§ REQUIREMENTS
Exclude the pictures, then repeat the remaining data exactly.

§ SUPPLIED RECORDS

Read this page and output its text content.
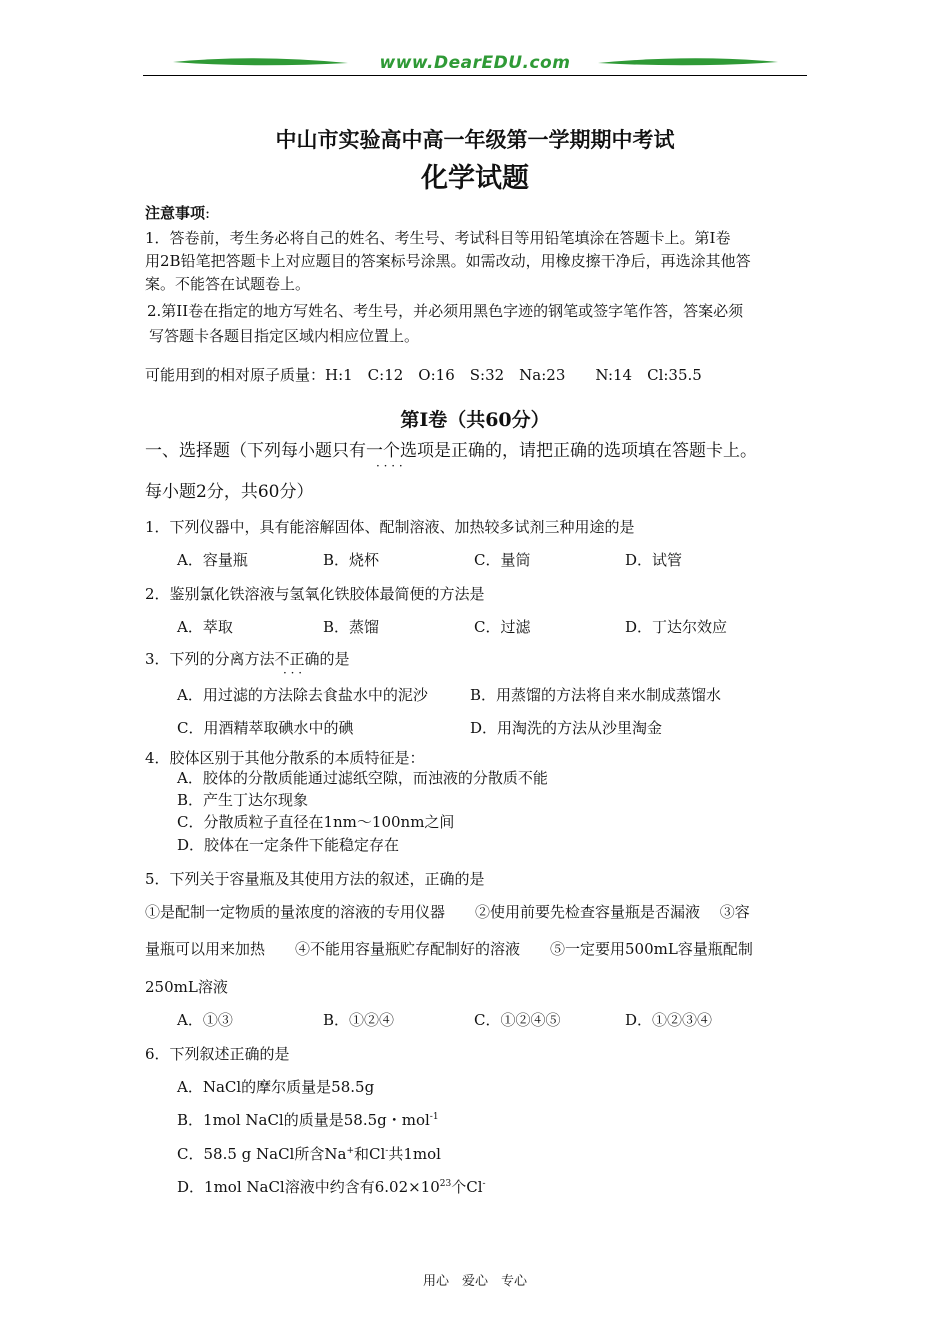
www.DearEDU.com
中山市实验高中高一年级第一学期期中考试
化学试题
注意事项:
1．答卷前，考生务必将自己的姓名、考生号、考试科目等用铅笔填涂在答题卡上。第Ⅰ卷
用2B铅笔把答题卡上对应题目的答案标号涂黑。如需改动，用橡皮擦干净后，再选涂其他答
案。不能答在试题卷上。
2.第II卷在指定的地方写姓名、考生号，并必须用黑色字迹的钢笔或签字笔作答，答案必须
写答题卡各题目指定区域内相应位置上。
可能用到的相对原子质量：H:1　C:12　O:16　S:32　Na:23　　N:14　Cl:35.5
第Ⅰ卷（共60分）
一、选择题（下列每小题只有一个选项是正确的，请把正确的选项填在答题卡上。
· · · ·
每小题2分，共60分）
1．下列仪器中，具有能溶解固体、配制溶液、加热较多试剂三种用途的是
A．容量瓶	B．烧杯	C．量筒	D．试管
2．鉴别氯化铁溶液与氢氧化铁胶体最简便的方法是
A．萃取	B．蒸馏	C．过滤	D．丁达尔效应
3．下列的分离方法不正确的是
· · ·
A．用过滤的方法除去食盐水中的泥沙	B．用蒸馏的方法将自来水制成蒸馏水
C．用酒精萃取碘水中的碘	D．用淘洗的方法从沙里淘金
4．胶体区别于其他分散系的本质特征是：
A．胶体的分散质能通过滤纸空隙，而浊液的分散质不能
B．产生丁达尔现象
C．分散质粒子直径在1nm～100nm之间
D．胶体在一定条件下能稳定存在
5．下列关于容量瓶及其使用方法的叙述，正确的是
①是配制一定物质的量浓度的溶液的专用仪器　　②使用前要先检查容量瓶是否漏液　 ③容
量瓶可以用来加热　　④不能用容量瓶贮存配制好的溶液　　⑤一定要用500mL容量瓶配制
250mL溶液
A．①③	B．①②④	C．①②④⑤	D．①②③④
6．下列叙述正确的是
A．NaCl的摩尔质量是58.5g
B．1mol NaCl的质量是58.5g・mol$^{-1}$
C．58.5 g NaCl所含Na+和Cl-共1mol
D．1mol NaCl溶液中约含有$6.02\times 10^{23}$个Cl-
用心　爱心　专心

§ SOLUTION
Read this page and output its text content.
www.DearEDU.com
中山市实验高中高一年级第一学期期中考试
化学试题
注意事项:
1．答卷前，考生务必将自己的姓名、考生号、考试科目等用铅笔填涂在答题卡上。第Ⅰ卷
用2B铅笔把答题卡上对应题目的答案标号涂黑。如需改动，用橡皮擦干净后，再选涂其他答
案。不能答在试题卷上。
2.第II卷在指定的地方写姓名、考生号，并必须用黑色字迹的钢笔或签字笔作答，答案必须
写答题卡各题目指定区域内相应位置上。
可能用到的相对原子质量：H:1　C:12　O:16　S:32　Na:23　　N:14　Cl:35.5
第Ⅰ卷（共60分）
一、选择题（下列每小题只有一个选项是正确的，请把正确的选项填在答题卡上。
· · · ·
每小题2分，共60分）
1．下列仪器中，具有能溶解固体、配制溶液、加热较多试剂三种用途的是
A．容量瓶	B．烧杯	C．量筒	D．试管
2．鉴别氯化铁溶液与氢氧化铁胶体最简便的方法是
A．萃取	B．蒸馏	C．过滤	D．丁达尔效应
3．下列的分离方法不正确的是
· · ·
A．用过滤的方法除去食盐水中的泥沙	B．用蒸馏的方法将自来水制成蒸馏水
C．用酒精萃取碘水中的碘	D．用淘洗的方法从沙里淘金
4．胶体区别于其他分散系的本质特征是：
A．胶体的分散质能通过滤纸空隙，而浊液的分散质不能
B．产生丁达尔现象
C．分散质粒子直径在1nm～100nm之间
D．胶体在一定条件下能稳定存在
5．下列关于容量瓶及其使用方法的叙述，正确的是
①是配制一定物质的量浓度的溶液的专用仪器　　②使用前要先检查容量瓶是否漏液　 ③容
量瓶可以用来加热　　④不能用容量瓶贮存配制好的溶液　　⑤一定要用500mL容量瓶配制
250mL溶液
A．①③	B．①②④	C．①②④⑤	D．①②③④
6．下列叙述正确的是
A．NaCl的摩尔质量是58.5g
B．1mol NaCl的质量是58.5g・mol$^{-1}$
C．58.5 g NaCl所含Na+和Cl-共1mol
D．1mol NaCl溶液中约含有$6.02\times 10^{23}$个Cl-
用心　爱心　专心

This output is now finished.